* _AIM OF THE EXERCISE_:
Return the data from the start through the line containing "rename-icon <box>449 100 465 116</box>", both ends included, reproducing every line unchanged.

......

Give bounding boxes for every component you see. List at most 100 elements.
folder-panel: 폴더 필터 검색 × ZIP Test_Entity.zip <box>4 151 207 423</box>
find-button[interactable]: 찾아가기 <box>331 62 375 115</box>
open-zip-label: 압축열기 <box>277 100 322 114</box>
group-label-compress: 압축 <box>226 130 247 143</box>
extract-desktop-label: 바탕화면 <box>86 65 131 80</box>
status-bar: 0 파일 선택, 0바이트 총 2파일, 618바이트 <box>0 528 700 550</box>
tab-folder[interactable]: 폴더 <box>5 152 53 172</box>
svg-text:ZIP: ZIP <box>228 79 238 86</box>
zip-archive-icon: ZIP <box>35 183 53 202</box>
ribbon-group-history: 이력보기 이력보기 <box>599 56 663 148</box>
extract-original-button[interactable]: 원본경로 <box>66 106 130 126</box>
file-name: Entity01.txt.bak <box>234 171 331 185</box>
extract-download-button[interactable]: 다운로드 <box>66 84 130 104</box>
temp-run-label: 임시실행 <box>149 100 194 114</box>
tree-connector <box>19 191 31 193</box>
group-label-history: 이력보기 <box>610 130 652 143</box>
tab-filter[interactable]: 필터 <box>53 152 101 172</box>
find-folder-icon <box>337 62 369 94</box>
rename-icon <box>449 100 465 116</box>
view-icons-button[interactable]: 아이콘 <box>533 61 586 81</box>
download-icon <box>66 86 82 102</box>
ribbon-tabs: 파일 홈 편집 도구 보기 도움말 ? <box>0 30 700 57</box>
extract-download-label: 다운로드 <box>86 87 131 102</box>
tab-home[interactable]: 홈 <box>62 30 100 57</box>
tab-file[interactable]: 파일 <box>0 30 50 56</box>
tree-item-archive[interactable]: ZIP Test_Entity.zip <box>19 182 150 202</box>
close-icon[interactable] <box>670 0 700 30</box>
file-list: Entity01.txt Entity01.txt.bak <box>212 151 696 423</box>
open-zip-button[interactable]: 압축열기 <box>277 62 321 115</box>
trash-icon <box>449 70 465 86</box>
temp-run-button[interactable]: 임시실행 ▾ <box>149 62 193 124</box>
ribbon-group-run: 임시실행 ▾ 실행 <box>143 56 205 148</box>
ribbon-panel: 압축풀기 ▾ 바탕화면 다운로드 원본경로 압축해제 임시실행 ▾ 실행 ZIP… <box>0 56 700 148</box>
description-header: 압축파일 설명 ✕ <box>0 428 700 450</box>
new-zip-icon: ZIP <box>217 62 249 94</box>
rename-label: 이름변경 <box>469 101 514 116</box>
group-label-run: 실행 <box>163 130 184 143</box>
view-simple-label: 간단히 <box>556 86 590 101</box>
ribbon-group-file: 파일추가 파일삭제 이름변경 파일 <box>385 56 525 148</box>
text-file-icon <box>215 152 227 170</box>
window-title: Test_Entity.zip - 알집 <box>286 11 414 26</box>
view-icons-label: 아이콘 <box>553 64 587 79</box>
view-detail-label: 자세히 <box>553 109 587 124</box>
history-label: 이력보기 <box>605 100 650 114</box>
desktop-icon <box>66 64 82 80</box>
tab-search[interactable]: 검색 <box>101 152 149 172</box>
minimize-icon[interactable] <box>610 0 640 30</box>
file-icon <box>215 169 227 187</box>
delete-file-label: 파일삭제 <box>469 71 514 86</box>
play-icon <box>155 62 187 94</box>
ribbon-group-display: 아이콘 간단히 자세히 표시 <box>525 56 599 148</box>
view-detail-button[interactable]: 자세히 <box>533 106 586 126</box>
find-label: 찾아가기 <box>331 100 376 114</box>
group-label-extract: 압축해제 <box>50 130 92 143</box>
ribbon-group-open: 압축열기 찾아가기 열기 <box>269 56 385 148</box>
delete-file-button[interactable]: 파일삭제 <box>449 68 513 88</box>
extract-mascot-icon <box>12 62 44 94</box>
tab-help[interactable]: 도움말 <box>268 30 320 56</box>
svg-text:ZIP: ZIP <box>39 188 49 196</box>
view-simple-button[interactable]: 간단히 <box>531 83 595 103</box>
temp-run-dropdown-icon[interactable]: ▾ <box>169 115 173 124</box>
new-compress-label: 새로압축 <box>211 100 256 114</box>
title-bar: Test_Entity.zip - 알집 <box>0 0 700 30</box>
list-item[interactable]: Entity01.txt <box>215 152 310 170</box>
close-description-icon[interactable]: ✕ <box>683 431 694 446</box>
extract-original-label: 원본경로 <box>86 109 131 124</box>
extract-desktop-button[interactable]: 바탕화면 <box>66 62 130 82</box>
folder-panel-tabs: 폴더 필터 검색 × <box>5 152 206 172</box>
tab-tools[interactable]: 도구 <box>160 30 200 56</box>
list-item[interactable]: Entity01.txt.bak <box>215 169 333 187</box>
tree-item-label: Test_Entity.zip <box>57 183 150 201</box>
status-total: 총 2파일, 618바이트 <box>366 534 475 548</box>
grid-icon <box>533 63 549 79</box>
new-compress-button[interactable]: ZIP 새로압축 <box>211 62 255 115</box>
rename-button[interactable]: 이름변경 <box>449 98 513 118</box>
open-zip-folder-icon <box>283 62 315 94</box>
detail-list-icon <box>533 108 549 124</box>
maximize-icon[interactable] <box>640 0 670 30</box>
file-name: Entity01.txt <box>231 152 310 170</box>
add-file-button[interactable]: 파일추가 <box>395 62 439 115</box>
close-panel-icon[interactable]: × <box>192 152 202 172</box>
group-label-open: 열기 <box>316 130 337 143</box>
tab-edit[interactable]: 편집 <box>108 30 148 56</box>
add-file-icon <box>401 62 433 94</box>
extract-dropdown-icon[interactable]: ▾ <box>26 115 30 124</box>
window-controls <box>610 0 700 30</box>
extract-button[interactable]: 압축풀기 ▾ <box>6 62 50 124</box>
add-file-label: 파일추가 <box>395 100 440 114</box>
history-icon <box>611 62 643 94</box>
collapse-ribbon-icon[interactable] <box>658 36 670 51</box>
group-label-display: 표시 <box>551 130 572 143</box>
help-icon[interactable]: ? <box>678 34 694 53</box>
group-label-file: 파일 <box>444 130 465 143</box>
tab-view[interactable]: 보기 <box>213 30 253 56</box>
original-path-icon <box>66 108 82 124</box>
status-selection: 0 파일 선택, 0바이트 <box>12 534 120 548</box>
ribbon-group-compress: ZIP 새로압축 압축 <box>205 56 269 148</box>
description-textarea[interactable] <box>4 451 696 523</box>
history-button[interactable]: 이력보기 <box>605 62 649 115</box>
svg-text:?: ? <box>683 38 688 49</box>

......

* _CORRECT OUTPUT_:
Give bounding boxes for every component you see. List at most 100 elements.
folder-panel: 폴더 필터 검색 × ZIP Test_Entity.zip <box>4 151 207 423</box>
find-button[interactable]: 찾아가기 <box>331 62 375 115</box>
open-zip-label: 압축열기 <box>277 100 322 114</box>
group-label-compress: 압축 <box>226 130 247 143</box>
extract-desktop-label: 바탕화면 <box>86 65 131 80</box>
status-bar: 0 파일 선택, 0바이트 총 2파일, 618바이트 <box>0 528 700 550</box>
tab-folder[interactable]: 폴더 <box>5 152 53 172</box>
svg-text:ZIP: ZIP <box>228 79 238 86</box>
zip-archive-icon: ZIP <box>35 183 53 202</box>
ribbon-group-history: 이력보기 이력보기 <box>599 56 663 148</box>
extract-original-button[interactable]: 원본경로 <box>66 106 130 126</box>
file-name: Entity01.txt.bak <box>234 171 331 185</box>
extract-download-button[interactable]: 다운로드 <box>66 84 130 104</box>
temp-run-label: 임시실행 <box>149 100 194 114</box>
tree-connector <box>19 191 31 193</box>
group-label-history: 이력보기 <box>610 130 652 143</box>
tab-filter[interactable]: 필터 <box>53 152 101 172</box>
find-folder-icon <box>337 62 369 94</box>
rename-icon <box>449 100 465 116</box>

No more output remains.